Retype the material that follows, keeping every word as it is.
>> BEGIN Records supplied
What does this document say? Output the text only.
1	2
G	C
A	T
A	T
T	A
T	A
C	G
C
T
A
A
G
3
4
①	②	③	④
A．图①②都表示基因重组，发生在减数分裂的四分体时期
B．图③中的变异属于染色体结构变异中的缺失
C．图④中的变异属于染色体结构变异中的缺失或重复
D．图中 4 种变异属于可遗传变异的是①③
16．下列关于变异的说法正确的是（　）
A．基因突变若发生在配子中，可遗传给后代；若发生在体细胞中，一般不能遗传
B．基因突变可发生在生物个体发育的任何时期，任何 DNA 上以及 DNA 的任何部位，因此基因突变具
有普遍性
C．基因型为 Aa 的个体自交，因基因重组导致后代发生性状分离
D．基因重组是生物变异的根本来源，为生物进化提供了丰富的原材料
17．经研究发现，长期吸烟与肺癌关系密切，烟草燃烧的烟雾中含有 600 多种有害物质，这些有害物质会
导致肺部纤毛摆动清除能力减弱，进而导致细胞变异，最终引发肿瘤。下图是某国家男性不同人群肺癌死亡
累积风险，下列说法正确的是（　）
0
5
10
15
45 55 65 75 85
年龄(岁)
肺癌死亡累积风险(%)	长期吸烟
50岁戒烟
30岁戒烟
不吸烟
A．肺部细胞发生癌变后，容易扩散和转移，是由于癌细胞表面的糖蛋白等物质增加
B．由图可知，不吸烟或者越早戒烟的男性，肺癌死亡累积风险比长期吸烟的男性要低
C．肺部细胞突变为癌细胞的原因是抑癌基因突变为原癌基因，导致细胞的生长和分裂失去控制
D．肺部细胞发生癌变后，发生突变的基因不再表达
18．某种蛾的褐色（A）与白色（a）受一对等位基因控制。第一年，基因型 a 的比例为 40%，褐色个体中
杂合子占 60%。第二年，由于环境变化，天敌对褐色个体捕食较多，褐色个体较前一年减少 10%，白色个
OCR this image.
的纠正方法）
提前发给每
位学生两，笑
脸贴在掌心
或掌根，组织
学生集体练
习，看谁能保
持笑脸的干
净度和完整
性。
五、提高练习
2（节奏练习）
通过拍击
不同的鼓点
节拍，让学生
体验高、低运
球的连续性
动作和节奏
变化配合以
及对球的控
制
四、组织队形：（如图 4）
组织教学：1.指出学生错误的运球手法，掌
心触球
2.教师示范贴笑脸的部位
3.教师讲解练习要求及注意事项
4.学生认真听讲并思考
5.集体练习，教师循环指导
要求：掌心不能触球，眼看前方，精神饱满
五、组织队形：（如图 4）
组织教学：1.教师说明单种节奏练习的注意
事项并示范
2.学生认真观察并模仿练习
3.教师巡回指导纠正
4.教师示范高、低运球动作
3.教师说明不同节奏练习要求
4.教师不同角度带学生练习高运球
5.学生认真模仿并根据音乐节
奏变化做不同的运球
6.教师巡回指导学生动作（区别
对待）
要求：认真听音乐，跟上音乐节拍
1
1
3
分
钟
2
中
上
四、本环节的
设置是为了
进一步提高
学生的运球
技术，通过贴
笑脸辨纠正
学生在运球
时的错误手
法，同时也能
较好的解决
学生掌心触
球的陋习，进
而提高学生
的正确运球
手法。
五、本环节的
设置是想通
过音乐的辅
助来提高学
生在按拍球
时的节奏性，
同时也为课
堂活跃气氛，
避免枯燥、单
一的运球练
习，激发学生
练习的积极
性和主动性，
>> END Records supplied
*Solution for this exercise*.
What does this document say? Output the text only.
1	2
G	C
A	T
A	T
T	A
T	A
C	G
C
T
A
A
G
3
4
①	②	③	④
A．图①②都表示基因重组，发生在减数分裂的四分体时期
B．图③中的变异属于染色体结构变异中的缺失
C．图④中的变异属于染色体结构变异中的缺失或重复
D．图中 4 种变异属于可遗传变异的是①③
16．下列关于变异的说法正确的是（　）
A．基因突变若发生在配子中，可遗传给后代；若发生在体细胞中，一般不能遗传
B．基因突变可发生在生物个体发育的任何时期，任何 DNA 上以及 DNA 的任何部位，因此基因突变具
有普遍性
C．基因型为 Aa 的个体自交，因基因重组导致后代发生性状分离
D．基因重组是生物变异的根本来源，为生物进化提供了丰富的原材料
17．经研究发现，长期吸烟与肺癌关系密切，烟草燃烧的烟雾中含有 600 多种有害物质，这些有害物质会
导致肺部纤毛摆动清除能力减弱，进而导致细胞变异，最终引发肿瘤。下图是某国家男性不同人群肺癌死亡
累积风险，下列说法正确的是（　）
0
5
10
15
45 55 65 75 85
年龄(岁)
肺癌死亡累积风险(%)	长期吸烟
50岁戒烟
30岁戒烟
不吸烟
A．肺部细胞发生癌变后，容易扩散和转移，是由于癌细胞表面的糖蛋白等物质增加
B．由图可知，不吸烟或者越早戒烟的男性，肺癌死亡累积风险比长期吸烟的男性要低
C．肺部细胞突变为癌细胞的原因是抑癌基因突变为原癌基因，导致细胞的生长和分裂失去控制
D．肺部细胞发生癌变后，发生突变的基因不再表达
18．某种蛾的褐色（A）与白色（a）受一对等位基因控制。第一年，基因型 a 的比例为 40%，褐色个体中
杂合子占 60%。第二年，由于环境变化，天敌对褐色个体捕食较多，褐色个体较前一年减少 10%，白色个
OCR this image.
的纠正方法）
提前发给每
位学生两，笑
脸贴在掌心
或掌根，组织
学生集体练
习，看谁能保
持笑脸的干
净度和完整
性。
五、提高练习
2（节奏练习）
通过拍击
不同的鼓点
节拍，让学生
体验高、低运
球的连续性
动作和节奏
变化配合以
及对球的控
制
四、组织队形：（如图 4）
组织教学：1.指出学生错误的运球手法，掌
心触球
2.教师示范贴笑脸的部位
3.教师讲解练习要求及注意事项
4.学生认真听讲并思考
5.集体练习，教师循环指导
要求：掌心不能触球，眼看前方，精神饱满
五、组织队形：（如图 4）
组织教学：1.教师说明单种节奏练习的注意
事项并示范
2.学生认真观察并模仿练习
3.教师巡回指导纠正
4.教师示范高、低运球动作
3.教师说明不同节奏练习要求
4.教师不同角度带学生练习高运球
5.学生认真模仿并根据音乐节
奏变化做不同的运球
6.教师巡回指导学生动作（区别
对待）
要求：认真听音乐，跟上音乐节拍
1
1
3
分
钟
2
中
上
四、本环节的
设置是为了
进一步提高
学生的运球
技术，通过贴
笑脸辨纠正
学生在运球
时的错误手
法，同时也能
较好的解决
学生掌心触
球的陋习，进
而提高学生
的正确运球
手法。
五、本环节的
设置是想通
过音乐的辅
助来提高学
生在按拍球
时的节奏性，
同时也为课
堂活跃气氛，
避免枯燥、单
一的运球练
习，激发学生
练习的积极
性和主动性，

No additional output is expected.